→ WRITTEN TASK
Each line that holds the word "because" is to be identified and copied.

(Extracted data entries)
....
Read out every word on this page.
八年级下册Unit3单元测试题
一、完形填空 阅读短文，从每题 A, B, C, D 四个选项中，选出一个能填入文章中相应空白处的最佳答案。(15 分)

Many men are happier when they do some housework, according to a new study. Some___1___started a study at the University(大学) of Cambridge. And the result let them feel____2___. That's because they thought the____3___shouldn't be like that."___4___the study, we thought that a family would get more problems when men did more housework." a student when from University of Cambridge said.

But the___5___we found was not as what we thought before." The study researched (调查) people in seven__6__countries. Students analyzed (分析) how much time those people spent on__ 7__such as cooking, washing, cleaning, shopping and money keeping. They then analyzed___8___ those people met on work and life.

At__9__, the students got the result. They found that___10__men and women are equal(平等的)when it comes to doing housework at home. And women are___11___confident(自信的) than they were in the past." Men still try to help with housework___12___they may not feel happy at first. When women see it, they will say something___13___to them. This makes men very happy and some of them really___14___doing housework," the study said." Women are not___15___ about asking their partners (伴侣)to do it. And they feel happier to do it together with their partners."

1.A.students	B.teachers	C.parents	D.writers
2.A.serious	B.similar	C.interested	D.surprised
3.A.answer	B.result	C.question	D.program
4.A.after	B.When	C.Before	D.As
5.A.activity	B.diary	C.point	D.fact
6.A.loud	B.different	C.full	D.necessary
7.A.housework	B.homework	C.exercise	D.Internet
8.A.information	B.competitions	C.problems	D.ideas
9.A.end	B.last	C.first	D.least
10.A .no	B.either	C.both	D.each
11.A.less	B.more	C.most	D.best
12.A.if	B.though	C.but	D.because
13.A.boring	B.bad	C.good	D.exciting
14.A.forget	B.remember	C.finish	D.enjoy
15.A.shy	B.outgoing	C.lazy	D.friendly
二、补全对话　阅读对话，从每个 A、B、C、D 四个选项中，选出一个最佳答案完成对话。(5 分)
....
→ EXERCISE RESPONSE
Many men are happier when they do some housework, according to a new study. Some___1___started a study at the University(大学) of Cambridge. And the result let them feel____2___. That's because they thought the____3___shouldn't be like that."___4___the study, we thought that a family would get more problems when men did more housework." a student when from University of Cambridge said.
12.A.if	B.though	C.but	D.because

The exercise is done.